- _The request_: Write out every entry, unchanged. Skip any picture.

- _Supplied material_:
....................

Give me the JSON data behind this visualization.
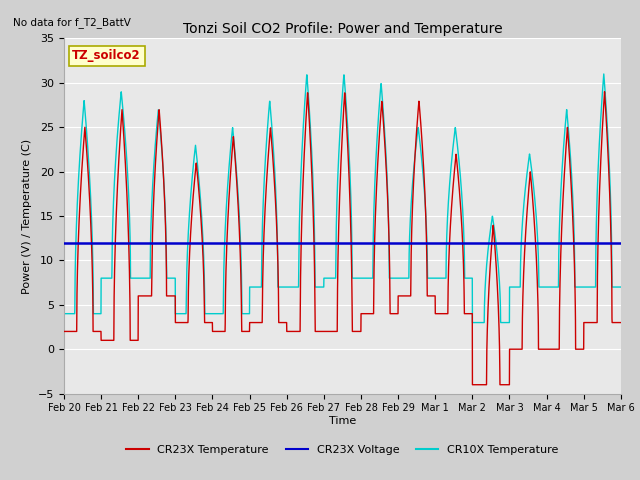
{
  "title": "Tonzi Soil CO2 Profile: Power and Temperature",
  "top_left_text": "No data for f_T2_BattV",
  "legend_box_text": "TZ_soilco2",
  "ylabel": "Power (V) / Temperature (C)",
  "xlabel": "Time",
  "ylim": [
    -5,
    35
  ],
  "yticks": [
    -5,
    0,
    5,
    10,
    15,
    20,
    25,
    30,
    35
  ],
  "fig_bg_color": "#d0d0d0",
  "plot_bg_color": "#e8e8e8",
  "voltage_line_value": 12.0,
  "voltage_color": "#0000cc",
  "cr23x_color": "#cc0000",
  "cr10x_color": "#00cccc",
  "legend_items": [
    "CR23X Temperature",
    "CR23X Voltage",
    "CR10X Temperature"
  ],
  "xtick_labels": [
    "Feb 20",
    "Feb 21",
    "Feb 22",
    "Feb 23",
    "Feb 24",
    "Feb 25",
    "Feb 26",
    "Feb 27",
    "Feb 28",
    "Feb 29",
    "Mar 1",
    "Mar 2",
    "Mar 3",
    "Mar 4",
    "Mar 5",
    "Mar 6"
  ],
  "figwidth": 6.4,
  "figheight": 4.8,
  "dpi": 100
}
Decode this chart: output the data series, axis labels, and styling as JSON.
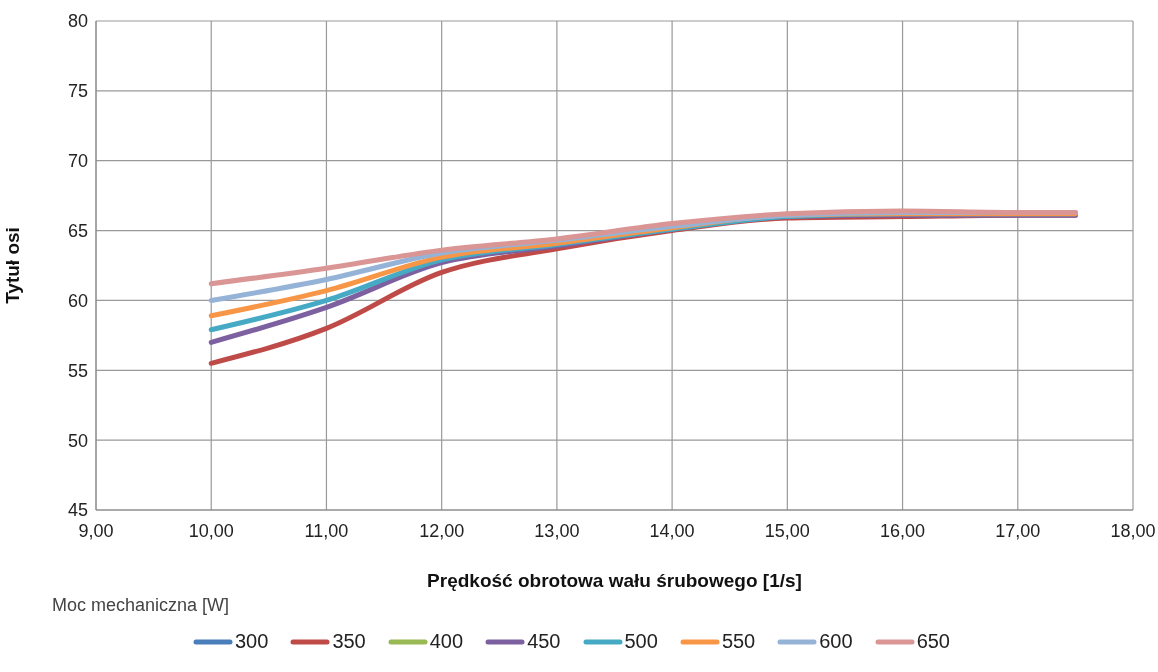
{
  "chart_data": {
    "type": "line",
    "xlabel": "Prędkość obrotowa wału śrubowego [1/s]",
    "ylabel": "Tytuł osi",
    "legend_title": "Moc mechaniczna [W]",
    "x": [
      10,
      11,
      12,
      13,
      14,
      15,
      16,
      17,
      17.5
    ],
    "series": [
      {
        "name": "300",
        "color": "#4a7ebb",
        "values": [
          null,
          null,
          null,
          null,
          null,
          null,
          null,
          null,
          null
        ]
      },
      {
        "name": "350",
        "color": "#be4b48",
        "values": [
          55.5,
          58.0,
          62.0,
          63.7,
          65.0,
          65.9,
          66.0,
          66.1,
          66.1
        ]
      },
      {
        "name": "400",
        "color": "#98b954",
        "values": [
          null,
          null,
          null,
          null,
          null,
          null,
          null,
          null,
          null
        ]
      },
      {
        "name": "450",
        "color": "#7d60a0",
        "values": [
          57.0,
          59.5,
          62.7,
          63.9,
          65.1,
          66.0,
          66.1,
          66.1,
          66.1
        ]
      },
      {
        "name": "500",
        "color": "#46aac5",
        "values": [
          57.9,
          60.0,
          62.9,
          64.0,
          65.1,
          66.0,
          66.2,
          66.2,
          66.2
        ]
      },
      {
        "name": "550",
        "color": "#f79646",
        "values": [
          58.9,
          60.7,
          63.1,
          64.1,
          65.2,
          66.1,
          66.2,
          66.2,
          66.2
        ]
      },
      {
        "name": "600",
        "color": "#95b3d7",
        "values": [
          60.0,
          61.5,
          63.4,
          64.3,
          65.3,
          66.1,
          66.3,
          66.3,
          66.3
        ]
      },
      {
        "name": "650",
        "color": "#d99694",
        "values": [
          61.2,
          62.3,
          63.6,
          64.4,
          65.5,
          66.2,
          66.4,
          66.3,
          66.3
        ]
      }
    ],
    "xlim": [
      9,
      18
    ],
    "xticks": [
      {
        "value": 9,
        "label": "9,00"
      },
      {
        "value": 10,
        "label": "10,00"
      },
      {
        "value": 11,
        "label": "11,00"
      },
      {
        "value": 12,
        "label": "12,00"
      },
      {
        "value": 13,
        "label": "13,00"
      },
      {
        "value": 14,
        "label": "14,00"
      },
      {
        "value": 15,
        "label": "15,00"
      },
      {
        "value": 16,
        "label": "16,00"
      },
      {
        "value": 17,
        "label": "17,00"
      },
      {
        "value": 18,
        "label": "18,00"
      }
    ],
    "ylim": [
      45,
      80
    ],
    "yticks": [
      45,
      50,
      55,
      60,
      65,
      70,
      75,
      80
    ],
    "grid": true,
    "legend": "bottom",
    "marker": "none",
    "line_style": "solid"
  }
}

....................

- _Solution to this problem_:
Give me the JSON data behind this visualization.
{
  "title": "Tonzi Soil CO2 Profile: Power and Temperature",
  "top_left_text": "No data for f_T2_BattV",
  "legend_box_text": "TZ_soilco2",
  "ylabel": "Power (V) / Temperature (C)",
  "xlabel": "Time",
  "ylim": [
    -5,
    35
  ],
  "yticks": [
    -5,
    0,
    5,
    10,
    15,
    20,
    25,
    30,
    35
  ],
  "fig_bg_color": "#d0d0d0",
  "plot_bg_color": "#e8e8e8",
  "voltage_line_value": 12.0,
  "voltage_color": "#0000cc",
  "cr23x_color": "#cc0000",
  "cr10x_color": "#00cccc",
  "legend_items": [
    "CR23X Temperature",
    "CR23X Voltage",
    "CR10X Temperature"
  ],
  "xtick_labels": [
    "Feb 20",
    "Feb 21",
    "Feb 22",
    "Feb 23",
    "Feb 24",
    "Feb 25",
    "Feb 26",
    "Feb 27",
    "Feb 28",
    "Feb 29",
    "Mar 1",
    "Mar 2",
    "Mar 3",
    "Mar 4",
    "Mar 5",
    "Mar 6"
  ],
  "figwidth": 6.4,
  "figheight": 4.8,
  "dpi": 100
}
Decode this chart: output the data series, axis labels, and styling as JSON.
{
  "chart_data": {
    "type": "line",
    "xlabel": "Prędkość obrotowa wału śrubowego [1/s]",
    "ylabel": "Tytuł osi",
    "legend_title": "Moc mechaniczna [W]",
    "x": [
      10,
      11,
      12,
      13,
      14,
      15,
      16,
      17,
      17.5
    ],
    "series": [
      {
        "name": "300",
        "color": "#4a7ebb",
        "values": [
          null,
          null,
          null,
          null,
          null,
          null,
          null,
          null,
          null
        ]
      },
      {
        "name": "350",
        "color": "#be4b48",
        "values": [
          55.5,
          58.0,
          62.0,
          63.7,
          65.0,
          65.9,
          66.0,
          66.1,
          66.1
        ]
      },
      {
        "name": "400",
        "color": "#98b954",
        "values": [
          null,
          null,
          null,
          null,
          null,
          null,
          null,
          null,
          null
        ]
      },
      {
        "name": "450",
        "color": "#7d60a0",
        "values": [
          57.0,
          59.5,
          62.7,
          63.9,
          65.1,
          66.0,
          66.1,
          66.1,
          66.1
        ]
      },
      {
        "name": "500",
        "color": "#46aac5",
        "values": [
          57.9,
          60.0,
          62.9,
          64.0,
          65.1,
          66.0,
          66.2,
          66.2,
          66.2
        ]
      },
      {
        "name": "550",
        "color": "#f79646",
        "values": [
          58.9,
          60.7,
          63.1,
          64.1,
          65.2,
          66.1,
          66.2,
          66.2,
          66.2
        ]
      },
      {
        "name": "600",
        "color": "#95b3d7",
        "values": [
          60.0,
          61.5,
          63.4,
          64.3,
          65.3,
          66.1,
          66.3,
          66.3,
          66.3
        ]
      },
      {
        "name": "650",
        "color": "#d99694",
        "values": [
          61.2,
          62.3,
          63.6,
          64.4,
          65.5,
          66.2,
          66.4,
          66.3,
          66.3
        ]
      }
    ],
    "xlim": [
      9,
      18
    ],
    "xticks": [
      {
        "value": 9,
        "label": "9,00"
      },
      {
        "value": 10,
        "label": "10,00"
      },
      {
        "value": 11,
        "label": "11,00"
      },
      {
        "value": 12,
        "label": "12,00"
      },
      {
        "value": 13,
        "label": "13,00"
      },
      {
        "value": 14,
        "label": "14,00"
      },
      {
        "value": 15,
        "label": "15,00"
      },
      {
        "value": 16,
        "label": "16,00"
      },
      {
        "value": 17,
        "label": "17,00"
      },
      {
        "value": 18,
        "label": "18,00"
      }
    ],
    "ylim": [
      45,
      80
    ],
    "yticks": [
      45,
      50,
      55,
      60,
      65,
      70,
      75,
      80
    ],
    "grid": true,
    "legend": "bottom",
    "marker": "none",
    "line_style": "solid"
  }
}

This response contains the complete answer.